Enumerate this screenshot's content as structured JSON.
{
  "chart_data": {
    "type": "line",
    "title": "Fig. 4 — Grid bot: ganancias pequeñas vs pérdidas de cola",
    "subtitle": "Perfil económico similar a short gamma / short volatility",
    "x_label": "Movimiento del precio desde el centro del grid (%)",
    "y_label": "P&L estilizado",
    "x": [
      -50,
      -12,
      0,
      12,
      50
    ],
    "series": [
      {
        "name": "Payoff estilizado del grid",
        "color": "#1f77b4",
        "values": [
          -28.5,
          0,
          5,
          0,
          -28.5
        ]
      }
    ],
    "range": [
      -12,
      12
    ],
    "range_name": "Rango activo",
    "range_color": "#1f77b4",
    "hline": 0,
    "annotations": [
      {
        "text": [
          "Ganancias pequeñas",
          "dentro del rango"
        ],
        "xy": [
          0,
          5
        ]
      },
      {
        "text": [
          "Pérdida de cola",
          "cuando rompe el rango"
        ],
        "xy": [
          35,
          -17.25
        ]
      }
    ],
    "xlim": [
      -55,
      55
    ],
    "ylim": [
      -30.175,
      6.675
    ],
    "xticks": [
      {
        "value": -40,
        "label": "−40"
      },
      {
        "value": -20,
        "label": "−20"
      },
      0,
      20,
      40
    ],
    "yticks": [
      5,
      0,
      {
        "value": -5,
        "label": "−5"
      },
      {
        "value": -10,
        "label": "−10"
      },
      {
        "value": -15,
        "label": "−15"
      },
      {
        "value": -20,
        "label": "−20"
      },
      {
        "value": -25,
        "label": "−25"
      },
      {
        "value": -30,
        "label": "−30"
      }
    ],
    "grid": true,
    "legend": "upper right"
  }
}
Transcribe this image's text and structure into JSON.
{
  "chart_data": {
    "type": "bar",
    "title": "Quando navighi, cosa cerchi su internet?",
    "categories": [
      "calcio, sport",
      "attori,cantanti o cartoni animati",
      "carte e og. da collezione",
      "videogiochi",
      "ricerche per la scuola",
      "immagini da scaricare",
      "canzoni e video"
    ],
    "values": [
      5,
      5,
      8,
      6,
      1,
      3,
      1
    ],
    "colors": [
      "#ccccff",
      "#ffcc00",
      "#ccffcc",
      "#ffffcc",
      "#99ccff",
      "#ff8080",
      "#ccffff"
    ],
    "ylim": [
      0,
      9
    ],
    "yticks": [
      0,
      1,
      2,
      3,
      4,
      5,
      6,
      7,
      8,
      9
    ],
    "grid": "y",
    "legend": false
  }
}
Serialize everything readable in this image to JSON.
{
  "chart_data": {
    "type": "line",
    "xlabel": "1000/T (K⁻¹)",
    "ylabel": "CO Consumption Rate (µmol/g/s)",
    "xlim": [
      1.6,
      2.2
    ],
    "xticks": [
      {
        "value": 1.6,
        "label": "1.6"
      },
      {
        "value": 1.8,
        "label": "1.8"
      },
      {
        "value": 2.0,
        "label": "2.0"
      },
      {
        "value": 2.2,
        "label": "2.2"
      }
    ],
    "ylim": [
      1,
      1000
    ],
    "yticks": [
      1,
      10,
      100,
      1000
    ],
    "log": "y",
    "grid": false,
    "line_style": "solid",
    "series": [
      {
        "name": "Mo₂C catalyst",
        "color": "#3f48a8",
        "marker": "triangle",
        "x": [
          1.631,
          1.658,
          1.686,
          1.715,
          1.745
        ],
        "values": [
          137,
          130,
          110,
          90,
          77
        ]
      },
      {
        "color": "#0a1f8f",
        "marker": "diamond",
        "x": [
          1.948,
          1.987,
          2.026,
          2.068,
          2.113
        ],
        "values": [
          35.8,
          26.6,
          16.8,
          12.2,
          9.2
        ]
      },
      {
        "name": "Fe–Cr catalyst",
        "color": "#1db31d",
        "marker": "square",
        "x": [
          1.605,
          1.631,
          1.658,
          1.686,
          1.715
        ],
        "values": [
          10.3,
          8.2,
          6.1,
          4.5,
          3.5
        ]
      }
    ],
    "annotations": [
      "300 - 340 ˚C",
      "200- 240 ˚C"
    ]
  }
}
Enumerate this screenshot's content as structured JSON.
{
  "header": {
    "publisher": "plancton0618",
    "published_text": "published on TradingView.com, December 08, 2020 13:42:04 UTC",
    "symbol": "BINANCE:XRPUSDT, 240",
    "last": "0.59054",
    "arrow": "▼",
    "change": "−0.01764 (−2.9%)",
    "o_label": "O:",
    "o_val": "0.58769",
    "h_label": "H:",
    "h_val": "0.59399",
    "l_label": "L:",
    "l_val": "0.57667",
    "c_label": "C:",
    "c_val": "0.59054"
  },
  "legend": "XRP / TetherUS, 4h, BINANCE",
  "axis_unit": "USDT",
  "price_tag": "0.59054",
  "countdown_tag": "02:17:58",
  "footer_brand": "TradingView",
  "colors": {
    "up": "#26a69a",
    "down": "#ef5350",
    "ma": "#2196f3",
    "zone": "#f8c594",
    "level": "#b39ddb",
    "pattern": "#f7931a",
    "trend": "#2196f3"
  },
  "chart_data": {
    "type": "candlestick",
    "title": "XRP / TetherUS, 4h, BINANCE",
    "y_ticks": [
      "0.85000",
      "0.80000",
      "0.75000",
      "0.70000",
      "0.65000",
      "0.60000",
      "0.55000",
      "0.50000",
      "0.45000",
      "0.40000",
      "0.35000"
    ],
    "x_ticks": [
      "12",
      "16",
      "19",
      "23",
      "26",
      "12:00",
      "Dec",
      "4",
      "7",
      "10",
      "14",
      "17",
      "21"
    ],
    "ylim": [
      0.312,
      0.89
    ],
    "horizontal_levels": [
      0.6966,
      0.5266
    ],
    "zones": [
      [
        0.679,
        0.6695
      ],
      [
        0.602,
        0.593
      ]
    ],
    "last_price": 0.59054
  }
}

= = = = = = =

WORK TO COMPLETE - Every line of the material must be returned exactly as it appears.

WRITTEN RESPONSE -
Enumerate this screenshot's content as structured JSON.
{
  "chart_data": {
    "type": "line",
    "title": "Fig. 4 — Grid bot: ganancias pequeñas vs pérdidas de cola",
    "subtitle": "Perfil económico similar a short gamma / short volatility",
    "x_label": "Movimiento del precio desde el centro del grid (%)",
    "y_label": "P&L estilizado",
    "x": [
      -50,
      -12,
      0,
      12,
      50
    ],
    "series": [
      {
        "name": "Payoff estilizado del grid",
        "color": "#1f77b4",
        "values": [
          -28.5,
          0,
          5,
          0,
          -28.5
        ]
      }
    ],
    "range": [
      -12,
      12
    ],
    "range_name": "Rango activo",
    "range_color": "#1f77b4",
    "hline": 0,
    "annotations": [
      {
        "text": [
          "Ganancias pequeñas",
          "dentro del rango"
        ],
        "xy": [
          0,
          5
        ]
      },
      {
        "text": [
          "Pérdida de cola",
          "cuando rompe el rango"
        ],
        "xy": [
          35,
          -17.25
        ]
      }
    ],
    "xlim": [
      -55,
      55
    ],
    "ylim": [
      -30.175,
      6.675
    ],
    "xticks": [
      {
        "value": -40,
        "label": "−40"
      },
      {
        "value": -20,
        "label": "−20"
      },
      0,
      20,
      40
    ],
    "yticks": [
      5,
      0,
      {
        "value": -5,
        "label": "−5"
      },
      {
        "value": -10,
        "label": "−10"
      },
      {
        "value": -15,
        "label": "−15"
      },
      {
        "value": -20,
        "label": "−20"
      },
      {
        "value": -25,
        "label": "−25"
      },
      {
        "value": -30,
        "label": "−30"
      }
    ],
    "grid": true,
    "legend": "upper right"
  }
}
Transcribe this image's text and structure into JSON.
{
  "chart_data": {
    "type": "bar",
    "title": "Quando navighi, cosa cerchi su internet?",
    "categories": [
      "calcio, sport",
      "attori,cantanti o cartoni animati",
      "carte e og. da collezione",
      "videogiochi",
      "ricerche per la scuola",
      "immagini da scaricare",
      "canzoni e video"
    ],
    "values": [
      5,
      5,
      8,
      6,
      1,
      3,
      1
    ],
    "colors": [
      "#ccccff",
      "#ffcc00",
      "#ccffcc",
      "#ffffcc",
      "#99ccff",
      "#ff8080",
      "#ccffff"
    ],
    "ylim": [
      0,
      9
    ],
    "yticks": [
      0,
      1,
      2,
      3,
      4,
      5,
      6,
      7,
      8,
      9
    ],
    "grid": "y",
    "legend": false
  }
}
Serialize everything readable in this image to JSON.
{
  "chart_data": {
    "type": "line",
    "xlabel": "1000/T (K⁻¹)",
    "ylabel": "CO Consumption Rate (µmol/g/s)",
    "xlim": [
      1.6,
      2.2
    ],
    "xticks": [
      {
        "value": 1.6,
        "label": "1.6"
      },
      {
        "value": 1.8,
        "label": "1.8"
      },
      {
        "value": 2.0,
        "label": "2.0"
      },
      {
        "value": 2.2,
        "label": "2.2"
      }
    ],
    "ylim": [
      1,
      1000
    ],
    "yticks": [
      1,
      10,
      100,
      1000
    ],
    "log": "y",
    "grid": false,
    "line_style": "solid",
    "series": [
      {
        "name": "Mo₂C catalyst",
        "color": "#3f48a8",
        "marker": "triangle",
        "x": [
          1.631,
          1.658,
          1.686,
          1.715,
          1.745
        ],
        "values": [
          137,
          130,
          110,
          90,
          77
        ]
      },
      {
        "color": "#0a1f8f",
        "marker": "diamond",
        "x": [
          1.948,
          1.987,
          2.026,
          2.068,
          2.113
        ],
        "values": [
          35.8,
          26.6,
          16.8,
          12.2,
          9.2
        ]
      },
      {
        "name": "Fe–Cr catalyst",
        "color": "#1db31d",
        "marker": "square",
        "x": [
          1.605,
          1.631,
          1.658,
          1.686,
          1.715
        ],
        "values": [
          10.3,
          8.2,
          6.1,
          4.5,
          3.5
        ]
      }
    ],
    "annotations": [
      "300 - 340 ˚C",
      "200- 240 ˚C"
    ]
  }
}
Enumerate this screenshot's content as structured JSON.
{
  "header": {
    "publisher": "plancton0618",
    "published_text": "published on TradingView.com, December 08, 2020 13:42:04 UTC",
    "symbol": "BINANCE:XRPUSDT, 240",
    "last": "0.59054",
    "arrow": "▼",
    "change": "−0.01764 (−2.9%)",
    "o_label": "O:",
    "o_val": "0.58769",
    "h_label": "H:",
    "h_val": "0.59399",
    "l_label": "L:",
    "l_val": "0.57667",
    "c_label": "C:",
    "c_val": "0.59054"
  },
  "legend": "XRP / TetherUS, 4h, BINANCE",
  "axis_unit": "USDT",
  "price_tag": "0.59054",
  "countdown_tag": "02:17:58",
  "footer_brand": "TradingView",
  "colors": {
    "up": "#26a69a",
    "down": "#ef5350",
    "ma": "#2196f3",
    "zone": "#f8c594",
    "level": "#b39ddb",
    "pattern": "#f7931a",
    "trend": "#2196f3"
  },
  "chart_data": {
    "type": "candlestick",
    "title": "XRP / TetherUS, 4h, BINANCE",
    "y_ticks": [
      "0.85000",
      "0.80000",
      "0.75000",
      "0.70000",
      "0.65000",
      "0.60000",
      "0.55000",
      "0.50000",
      "0.45000",
      "0.40000",
      "0.35000"
    ],
    "x_ticks": [
      "12",
      "16",
      "19",
      "23",
      "26",
      "12:00",
      "Dec",
      "4",
      "7",
      "10",
      "14",
      "17",
      "21"
    ],
    "ylim": [
      0.312,
      0.89
    ],
    "horizontal_levels": [
      0.6966,
      0.5266
    ],
    "zones": [
      [
        0.679,
        0.6695
      ],
      [
        0.602,
        0.593
      ]
    ],
    "last_price": 0.59054
  }
}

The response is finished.